[PROBLEM REQUIREMENTS]
Each entry below is to be written out exactly, and the pictures are to be left out.

[EXTRACTED DATA]
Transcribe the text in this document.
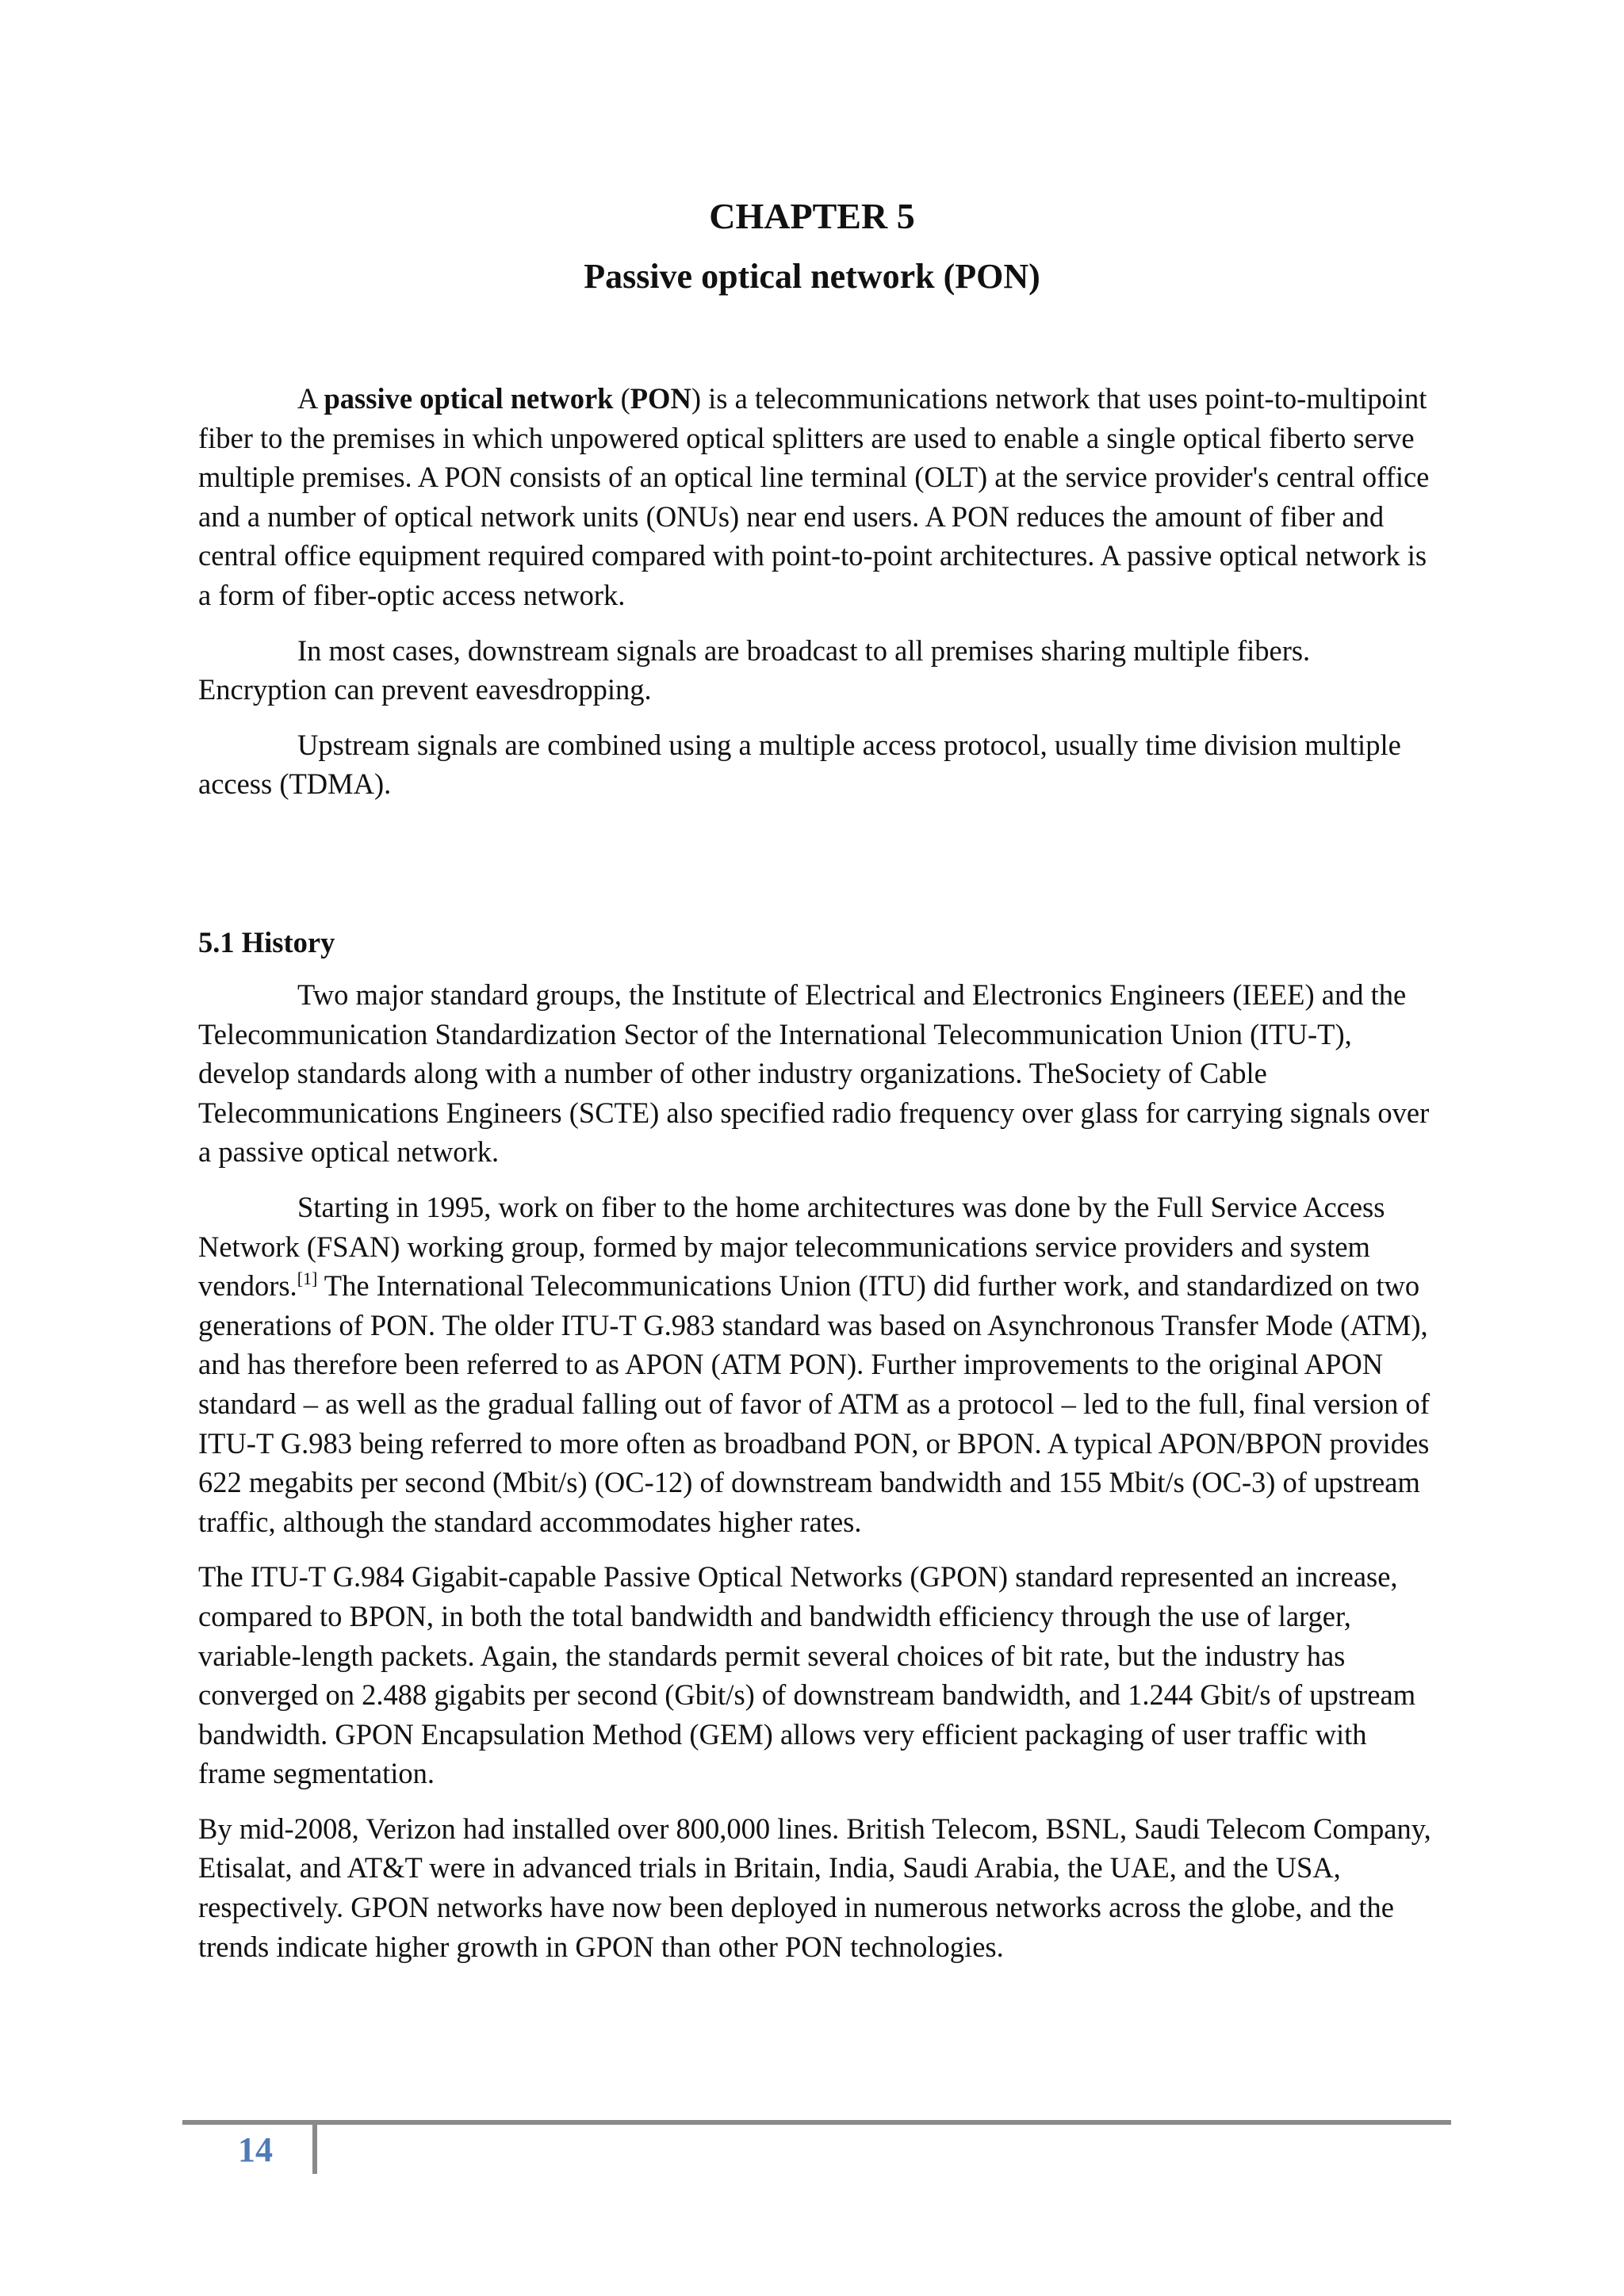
CHAPTER 5
Passive optical network (PON)

A passive optical network (PON) is a telecommunications network that uses point-to-multipoint fiber to the premises in which unpowered optical splitters are used to enable a single optical fiberto serve multiple premises. A PON consists of an optical line terminal (OLT) at the service provider's central office and a number of optical network units (ONUs) near end users. A PON reduces the amount of fiber and central office equipment required compared with point-to-point architectures. A passive optical network is a form of fiber-optic access network.

In most cases, downstream signals are broadcast to all premises sharing multiple fibers. Encryption can prevent eavesdropping.

Upstream signals are combined using a multiple access protocol, usually time division multiple access (TDMA).

5.1 History

Two major standard groups, the Institute of Electrical and Electronics Engineers (IEEE) and the Telecommunication Standardization Sector of the International Telecommunication Union (ITU-T), develop standards along with a number of other industry organizations. TheSociety of Cable Telecommunications Engineers (SCTE) also specified radio frequency over glass for carrying signals over a passive optical network.

Starting in 1995, work on fiber to the home architectures was done by the Full Service Access Network (FSAN) working group, formed by major telecommunications service providers and system vendors.[1] The International Telecommunications Union (ITU) did further work, and standardized on two generations of PON. The older ITU-T G.983 standard was based on Asynchronous Transfer Mode (ATM), and has therefore been referred to as APON (ATM PON). Further improvements to the original APON standard – as well as the gradual falling out of favor of ATM as a protocol – led to the full, final version of ITU-T G.983 being referred to more often as broadband PON, or BPON. A typical APON/BPON provides 622 megabits per second (Mbit/s) (OC-12) of downstream bandwidth and 155 Mbit/s (OC-3) of upstream traffic, although the standard accommodates higher rates.

The ITU-T G.984 Gigabit-capable Passive Optical Networks (GPON) standard represented an increase, compared to BPON, in both the total bandwidth and bandwidth efficiency through the use of larger, variable-length packets. Again, the standards permit several choices of bit rate, but the industry has converged on 2.488 gigabits per second (Gbit/s) of downstream bandwidth, and 1.244 Gbit/s of upstream bandwidth. GPON Encapsulation Method (GEM) allows very efficient packaging of user traffic with frame segmentation.

By mid-2008, Verizon had installed over 800,000 lines. British Telecom, BSNL, Saudi Telecom Company, Etisalat, and AT&T were in advanced trials in Britain, India, Saudi Arabia, the UAE, and the USA, respectively. GPON networks have now been deployed in numerous networks across the globe, and the trends indicate higher growth in GPON than other PON technologies.

14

[EXERCISE SOLUTION]
Transcribe the text in this document.
CHAPTER 5
Passive optical network (PON)

A passive optical network (PON) is a telecommunications network that uses point-to-multipoint fiber to the premises in which unpowered optical splitters are used to enable a single optical fiberto serve multiple premises. A PON consists of an optical line terminal (OLT) at the service provider's central office and a number of optical network units (ONUs) near end users. A PON reduces the amount of fiber and central office equipment required compared with point-to-point architectures. A passive optical network is a form of fiber-optic access network.

In most cases, downstream signals are broadcast to all premises sharing multiple fibers. Encryption can prevent eavesdropping.

Upstream signals are combined using a multiple access protocol, usually time division multiple access (TDMA).

5.1 History

Two major standard groups, the Institute of Electrical and Electronics Engineers (IEEE) and the Telecommunication Standardization Sector of the International Telecommunication Union (ITU-T), develop standards along with a number of other industry organizations. TheSociety of Cable Telecommunications Engineers (SCTE) also specified radio frequency over glass for carrying signals over a passive optical network.

Starting in 1995, work on fiber to the home architectures was done by the Full Service Access Network (FSAN) working group, formed by major telecommunications service providers and system vendors.[1] The International Telecommunications Union (ITU) did further work, and standardized on two generations of PON. The older ITU-T G.983 standard was based on Asynchronous Transfer Mode (ATM), and has therefore been referred to as APON (ATM PON). Further improvements to the original APON standard – as well as the gradual falling out of favor of ATM as a protocol – led to the full, final version of ITU-T G.983 being referred to more often as broadband PON, or BPON. A typical APON/BPON provides 622 megabits per second (Mbit/s) (OC-12) of downstream bandwidth and 155 Mbit/s (OC-3) of upstream traffic, although the standard accommodates higher rates.

The ITU-T G.984 Gigabit-capable Passive Optical Networks (GPON) standard represented an increase, compared to BPON, in both the total bandwidth and bandwidth efficiency through the use of larger, variable-length packets. Again, the standards permit several choices of bit rate, but the industry has converged on 2.488 gigabits per second (Gbit/s) of downstream bandwidth, and 1.244 Gbit/s of upstream bandwidth. GPON Encapsulation Method (GEM) allows very efficient packaging of user traffic with frame segmentation.

By mid-2008, Verizon had installed over 800,000 lines. British Telecom, BSNL, Saudi Telecom Company, Etisalat, and AT&T were in advanced trials in Britain, India, Saudi Arabia, the UAE, and the USA, respectively. GPON networks have now been deployed in numerous networks across the globe, and the trends indicate higher growth in GPON than other PON technologies.

14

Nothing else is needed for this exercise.